Request ::
Write every record out again exactly, and keep images out of it.
++++ Provided data ++++
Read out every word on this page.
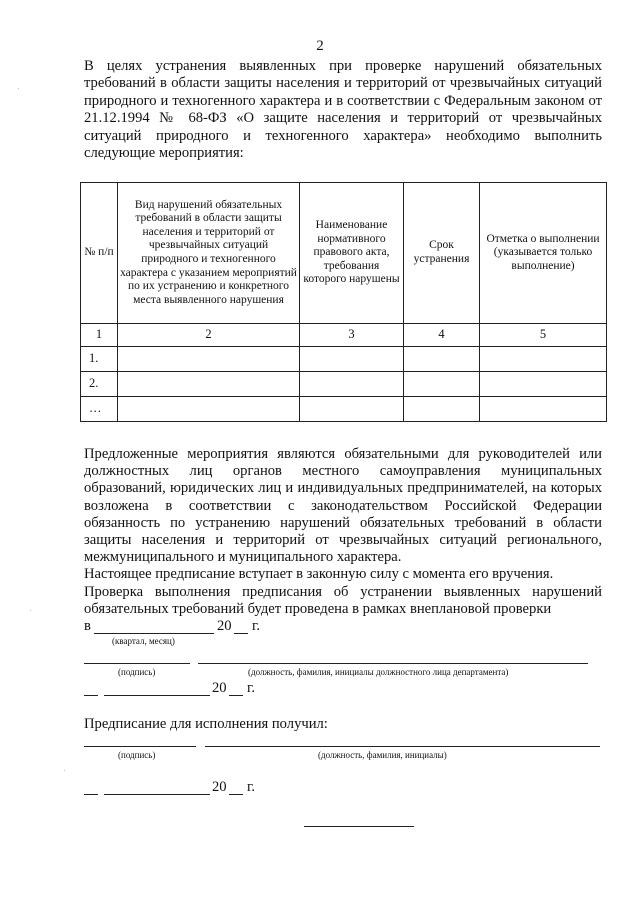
2
В целях устранения выявленных при проверке нарушений обязательных требований в области защиты населения и территорий от чрезвычайных ситуаций природного и техногенного характера и в соответствии с Федеральным законом от 21.12.1994 № 68-ФЗ «О защите населения и территорий от чрезвычайных ситуаций природного и техногенного характера» необходимо выполнить следующие мероприятия:
№ п/п	Вид нарушений обязательных требований в области защиты населения и территорий от чрезвычайных ситуаций природного и техногенного характера с указанием мероприятий по их устранению и конкретного места выявленного нарушения	Наименование нормативного правового акта, требования которого нарушены	Срок устранения	Отметка о выполнении (указывается только выполнение)
1	2	3	4	5
1.				
2.				
…				

Предложенные мероприятия являются обязательными для руководителей или должностных лиц органов местного самоуправления муниципальных образований, юридических лиц и индивидуальных предпринимателей, на которых возложена в соответствии с законодательством Российской Федерации обязанность по устранению нарушений обязательных требований в области защиты населения и территорий от чрезвычайных ситуаций регионального, межмуниципального и муниципального характера.

Настоящее предписание вступает в законную силу с момента его вручения.

Проверка выполнения предписания об устранении выявленных нарушений обязательных требований будет проведена в рамках внеплановой проверки

в	20 г.
(квартал, месяц)
(подпись)	(должность, фамилия, инициалы должностного лица департамента)
20 г.
Предписание для исполнения получил:
(подпись)	(должность, фамилия, инициалы)
20 г.
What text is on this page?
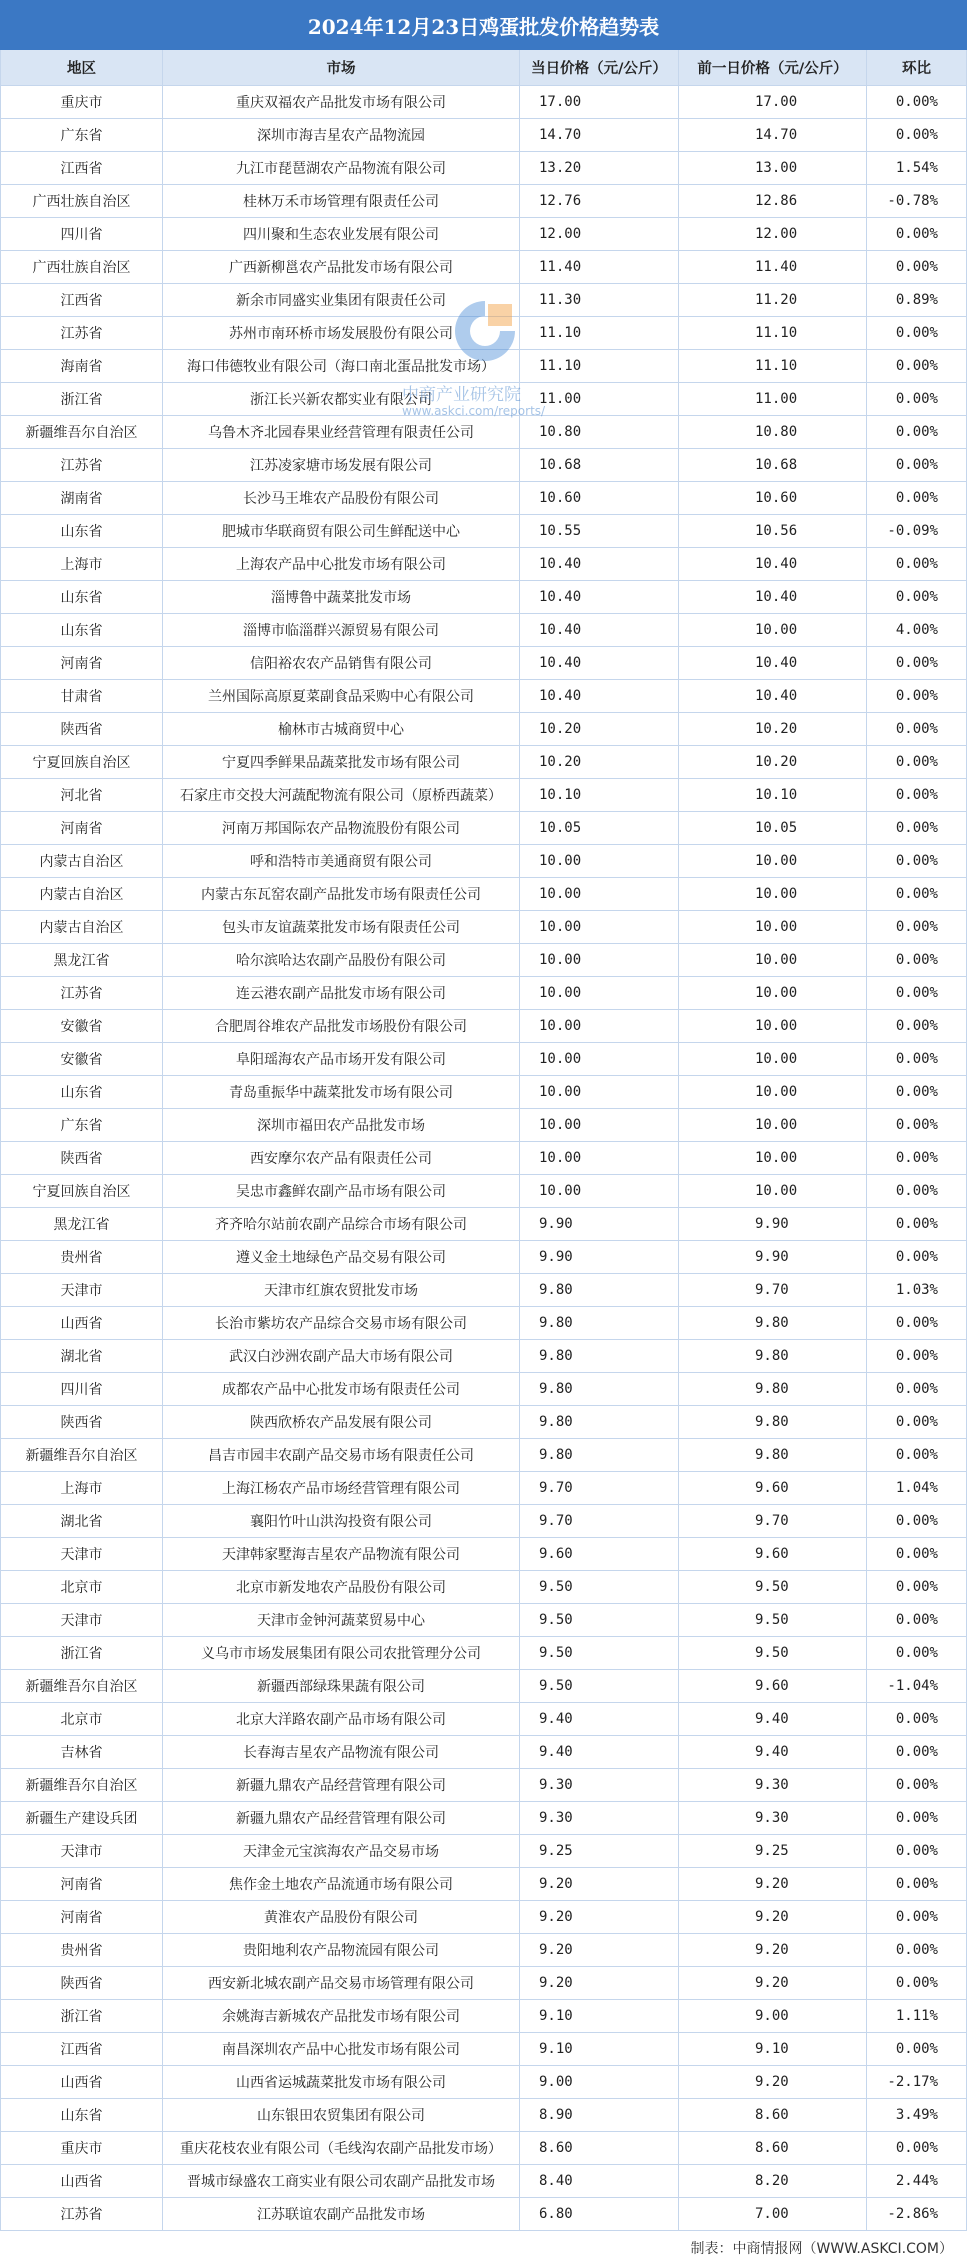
2024年12月23日鸡蛋批发价格趋势表
地区	市场	当日价格（元/公斤）	前一日价格（元/公斤）	环比
重庆市	重庆双福农产品批发市场有限公司	17.00	17.00	0.00%
广东省	深圳市海吉星农产品物流园	14.70	14.70	0.00%
江西省	九江市琵琶湖农产品物流有限公司	13.20	13.00	1.54%
广西壮族自治区	桂林万禾市场管理有限责任公司	12.76	12.86	-0.78%
四川省	四川聚和生态农业发展有限公司	12.00	12.00	0.00%
广西壮族自治区	广西新柳邕农产品批发市场有限公司	11.40	11.40	0.00%
江西省	新余市同盛实业集团有限责任公司	11.30	11.20	0.89%
江苏省	苏州市南环桥市场发展股份有限公司	11.10	11.10	0.00%
海南省	海口伟德牧业有限公司（海口南北蛋品批发市场）	11.10	11.10	0.00%
浙江省	浙江长兴新农都实业有限公司	11.00	11.00	0.00%
新疆维吾尔自治区	乌鲁木齐北园春果业经营管理有限责任公司	10.80	10.80	0.00%
江苏省	江苏凌家塘市场发展有限公司	10.68	10.68	0.00%
湖南省	长沙马王堆农产品股份有限公司	10.60	10.60	0.00%
山东省	肥城市华联商贸有限公司生鲜配送中心	10.55	10.56	-0.09%
上海市	上海农产品中心批发市场有限公司	10.40	10.40	0.00%
山东省	淄博鲁中蔬菜批发市场	10.40	10.40	0.00%
山东省	淄博市临淄群兴源贸易有限公司	10.40	10.00	4.00%
河南省	信阳裕农农产品销售有限公司	10.40	10.40	0.00%
甘肃省	兰州国际高原夏菜副食品采购中心有限公司	10.40	10.40	0.00%
陕西省	榆林市古城商贸中心	10.20	10.20	0.00%
宁夏回族自治区	宁夏四季鲜果品蔬菜批发市场有限公司	10.20	10.20	0.00%
河北省	石家庄市交投大河蔬配物流有限公司（原桥西蔬菜）	10.10	10.10	0.00%
河南省	河南万邦国际农产品物流股份有限公司	10.05	10.05	0.00%
内蒙古自治区	呼和浩特市美通商贸有限公司	10.00	10.00	0.00%
内蒙古自治区	内蒙古东瓦窑农副产品批发市场有限责任公司	10.00	10.00	0.00%
内蒙古自治区	包头市友谊蔬菜批发市场有限责任公司	10.00	10.00	0.00%
黑龙江省	哈尔滨哈达农副产品股份有限公司	10.00	10.00	0.00%
江苏省	连云港农副产品批发市场有限公司	10.00	10.00	0.00%
安徽省	合肥周谷堆农产品批发市场股份有限公司	10.00	10.00	0.00%
安徽省	阜阳瑶海农产品市场开发有限公司	10.00	10.00	0.00%
山东省	青岛重振华中蔬菜批发市场有限公司	10.00	10.00	0.00%
广东省	深圳市福田农产品批发市场	10.00	10.00	0.00%
陕西省	西安摩尔农产品有限责任公司	10.00	10.00	0.00%
宁夏回族自治区	吴忠市鑫鲜农副产品市场有限公司	10.00	10.00	0.00%
黑龙江省	齐齐哈尔站前农副产品综合市场有限公司	9.90	9.90	0.00%
贵州省	遵义金土地绿色产品交易有限公司	9.90	9.90	0.00%
天津市	天津市红旗农贸批发市场	9.80	9.70	1.03%
山西省	长治市紫坊农产品综合交易市场有限公司	9.80	9.80	0.00%
湖北省	武汉白沙洲农副产品大市场有限公司	9.80	9.80	0.00%
四川省	成都农产品中心批发市场有限责任公司	9.80	9.80	0.00%
陕西省	陕西欣桥农产品发展有限公司	9.80	9.80	0.00%
新疆维吾尔自治区	昌吉市园丰农副产品交易市场有限责任公司	9.80	9.80	0.00%
上海市	上海江杨农产品市场经营管理有限公司	9.70	9.60	1.04%
湖北省	襄阳竹叶山洪沟投资有限公司	9.70	9.70	0.00%
天津市	天津韩家墅海吉星农产品物流有限公司	9.60	9.60	0.00%
北京市	北京市新发地农产品股份有限公司	9.50	9.50	0.00%
天津市	天津市金钟河蔬菜贸易中心	9.50	9.50	0.00%
浙江省	义乌市市场发展集团有限公司农批管理分公司	9.50	9.50	0.00%
新疆维吾尔自治区	新疆西部绿珠果蔬有限公司	9.50	9.60	-1.04%
北京市	北京大洋路农副产品市场有限公司	9.40	9.40	0.00%
吉林省	长春海吉星农产品物流有限公司	9.40	9.40	0.00%
新疆维吾尔自治区	新疆九鼎农产品经营管理有限公司	9.30	9.30	0.00%
新疆生产建设兵团	新疆九鼎农产品经营管理有限公司	9.30	9.30	0.00%
天津市	天津金元宝滨海农产品交易市场	9.25	9.25	0.00%
河南省	焦作金土地农产品流通市场有限公司	9.20	9.20	0.00%
河南省	黄淮农产品股份有限公司	9.20	9.20	0.00%
贵州省	贵阳地利农产品物流园有限公司	9.20	9.20	0.00%
陕西省	西安新北城农副产品交易市场管理有限公司	9.20	9.20	0.00%
浙江省	余姚海吉新城农产品批发市场有限公司	9.10	9.00	1.11%
江西省	南昌深圳农产品中心批发市场有限公司	9.10	9.10	0.00%
山西省	山西省运城蔬菜批发市场有限公司	9.00	9.20	-2.17%
山东省	山东银田农贸集团有限公司	8.90	8.60	3.49%
重庆市	重庆花枝农业有限公司（毛线沟农副产品批发市场）	8.60	8.60	0.00%
山西省	晋城市绿盛农工商实业有限公司农副产品批发市场	8.40	8.20	2.44%
江苏省	江苏联谊农副产品批发市场	6.80	7.00	-2.86%
制表：中商情报网（WWW.ASKCI.COM）
中商产业研究院
www.askci.com/reports/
++++
Task result ::
Read out every word on this page.
2
В целях устранения выявленных при проверке нарушений обязательных требований в области защиты населения и территорий от чрезвычайных ситуаций природного и техногенного характера и в соответствии с Федеральным законом от 21.12.1994 № 68-ФЗ «О защите населения и территорий от чрезвычайных ситуаций природного и техногенного характера» необходимо выполнить следующие мероприятия:
№ п/п	Вид нарушений обязательных требований в области защиты населения и территорий от чрезвычайных ситуаций природного и техногенного характера с указанием мероприятий по их устранению и конкретного места выявленного нарушения	Наименование нормативного правового акта, требования которого нарушены	Срок устранения	Отметка о выполнении (указывается только выполнение)
1	2	3	4	5
1.				
2.				
…				

Предложенные мероприятия являются обязательными для руководителей или должностных лиц органов местного самоуправления муниципальных образований, юридических лиц и индивидуальных предпринимателей, на которых возложена в соответствии с законодательством Российской Федерации обязанность по устранению нарушений обязательных требований в области защиты населения и территорий от чрезвычайных ситуаций регионального, межмуниципального и муниципального характера.

Настоящее предписание вступает в законную силу с момента его вручения.

Проверка выполнения предписания об устранении выявленных нарушений обязательных требований будет проведена в рамках внеплановой проверки

в	20 г.
(квартал, месяц)
(подпись)	(должность, фамилия, инициалы должностного лица департамента)
20 г.
Предписание для исполнения получил:
(подпись)	(должность, фамилия, инициалы)
20 г.
What text is on this page?
2024年12月23日鸡蛋批发价格趋势表
地区	市场	当日价格（元/公斤）	前一日价格（元/公斤）	环比
重庆市	重庆双福农产品批发市场有限公司	17.00	17.00	0.00%
广东省	深圳市海吉星农产品物流园	14.70	14.70	0.00%
江西省	九江市琵琶湖农产品物流有限公司	13.20	13.00	1.54%
广西壮族自治区	桂林万禾市场管理有限责任公司	12.76	12.86	-0.78%
四川省	四川聚和生态农业发展有限公司	12.00	12.00	0.00%
广西壮族自治区	广西新柳邕农产品批发市场有限公司	11.40	11.40	0.00%
江西省	新余市同盛实业集团有限责任公司	11.30	11.20	0.89%
江苏省	苏州市南环桥市场发展股份有限公司	11.10	11.10	0.00%
海南省	海口伟德牧业有限公司（海口南北蛋品批发市场）	11.10	11.10	0.00%
浙江省	浙江长兴新农都实业有限公司	11.00	11.00	0.00%
新疆维吾尔自治区	乌鲁木齐北园春果业经营管理有限责任公司	10.80	10.80	0.00%
江苏省	江苏凌家塘市场发展有限公司	10.68	10.68	0.00%
湖南省	长沙马王堆农产品股份有限公司	10.60	10.60	0.00%
山东省	肥城市华联商贸有限公司生鲜配送中心	10.55	10.56	-0.09%
上海市	上海农产品中心批发市场有限公司	10.40	10.40	0.00%
山东省	淄博鲁中蔬菜批发市场	10.40	10.40	0.00%
山东省	淄博市临淄群兴源贸易有限公司	10.40	10.00	4.00%
河南省	信阳裕农农产品销售有限公司	10.40	10.40	0.00%
甘肃省	兰州国际高原夏菜副食品采购中心有限公司	10.40	10.40	0.00%
陕西省	榆林市古城商贸中心	10.20	10.20	0.00%
宁夏回族自治区	宁夏四季鲜果品蔬菜批发市场有限公司	10.20	10.20	0.00%
河北省	石家庄市交投大河蔬配物流有限公司（原桥西蔬菜）	10.10	10.10	0.00%
河南省	河南万邦国际农产品物流股份有限公司	10.05	10.05	0.00%
内蒙古自治区	呼和浩特市美通商贸有限公司	10.00	10.00	0.00%
内蒙古自治区	内蒙古东瓦窑农副产品批发市场有限责任公司	10.00	10.00	0.00%
内蒙古自治区	包头市友谊蔬菜批发市场有限责任公司	10.00	10.00	0.00%
黑龙江省	哈尔滨哈达农副产品股份有限公司	10.00	10.00	0.00%
江苏省	连云港农副产品批发市场有限公司	10.00	10.00	0.00%
安徽省	合肥周谷堆农产品批发市场股份有限公司	10.00	10.00	0.00%
安徽省	阜阳瑶海农产品市场开发有限公司	10.00	10.00	0.00%
山东省	青岛重振华中蔬菜批发市场有限公司	10.00	10.00	0.00%
广东省	深圳市福田农产品批发市场	10.00	10.00	0.00%
陕西省	西安摩尔农产品有限责任公司	10.00	10.00	0.00%
宁夏回族自治区	吴忠市鑫鲜农副产品市场有限公司	10.00	10.00	0.00%
黑龙江省	齐齐哈尔站前农副产品综合市场有限公司	9.90	9.90	0.00%
贵州省	遵义金土地绿色产品交易有限公司	9.90	9.90	0.00%
天津市	天津市红旗农贸批发市场	9.80	9.70	1.03%
山西省	长治市紫坊农产品综合交易市场有限公司	9.80	9.80	0.00%
湖北省	武汉白沙洲农副产品大市场有限公司	9.80	9.80	0.00%
四川省	成都农产品中心批发市场有限责任公司	9.80	9.80	0.00%
陕西省	陕西欣桥农产品发展有限公司	9.80	9.80	0.00%
新疆维吾尔自治区	昌吉市园丰农副产品交易市场有限责任公司	9.80	9.80	0.00%
上海市	上海江杨农产品市场经营管理有限公司	9.70	9.60	1.04%
湖北省	襄阳竹叶山洪沟投资有限公司	9.70	9.70	0.00%
天津市	天津韩家墅海吉星农产品物流有限公司	9.60	9.60	0.00%
北京市	北京市新发地农产品股份有限公司	9.50	9.50	0.00%
天津市	天津市金钟河蔬菜贸易中心	9.50	9.50	0.00%
浙江省	义乌市市场发展集团有限公司农批管理分公司	9.50	9.50	0.00%
新疆维吾尔自治区	新疆西部绿珠果蔬有限公司	9.50	9.60	-1.04%
北京市	北京大洋路农副产品市场有限公司	9.40	9.40	0.00%
吉林省	长春海吉星农产品物流有限公司	9.40	9.40	0.00%
新疆维吾尔自治区	新疆九鼎农产品经营管理有限公司	9.30	9.30	0.00%
新疆生产建设兵团	新疆九鼎农产品经营管理有限公司	9.30	9.30	0.00%
天津市	天津金元宝滨海农产品交易市场	9.25	9.25	0.00%
河南省	焦作金土地农产品流通市场有限公司	9.20	9.20	0.00%
河南省	黄淮农产品股份有限公司	9.20	9.20	0.00%
贵州省	贵阳地利农产品物流园有限公司	9.20	9.20	0.00%
陕西省	西安新北城农副产品交易市场管理有限公司	9.20	9.20	0.00%
浙江省	余姚海吉新城农产品批发市场有限公司	9.10	9.00	1.11%
江西省	南昌深圳农产品中心批发市场有限公司	9.10	9.10	0.00%
山西省	山西省运城蔬菜批发市场有限公司	9.00	9.20	-2.17%
山东省	山东银田农贸集团有限公司	8.90	8.60	3.49%
重庆市	重庆花枝农业有限公司（毛线沟农副产品批发市场）	8.60	8.60	0.00%
山西省	晋城市绿盛农工商实业有限公司农副产品批发市场	8.40	8.20	2.44%
江苏省	江苏联谊农副产品批发市场	6.80	7.00	-2.86%
制表：中商情报网（WWW.ASKCI.COM）
中商产业研究院
www.askci.com/reports/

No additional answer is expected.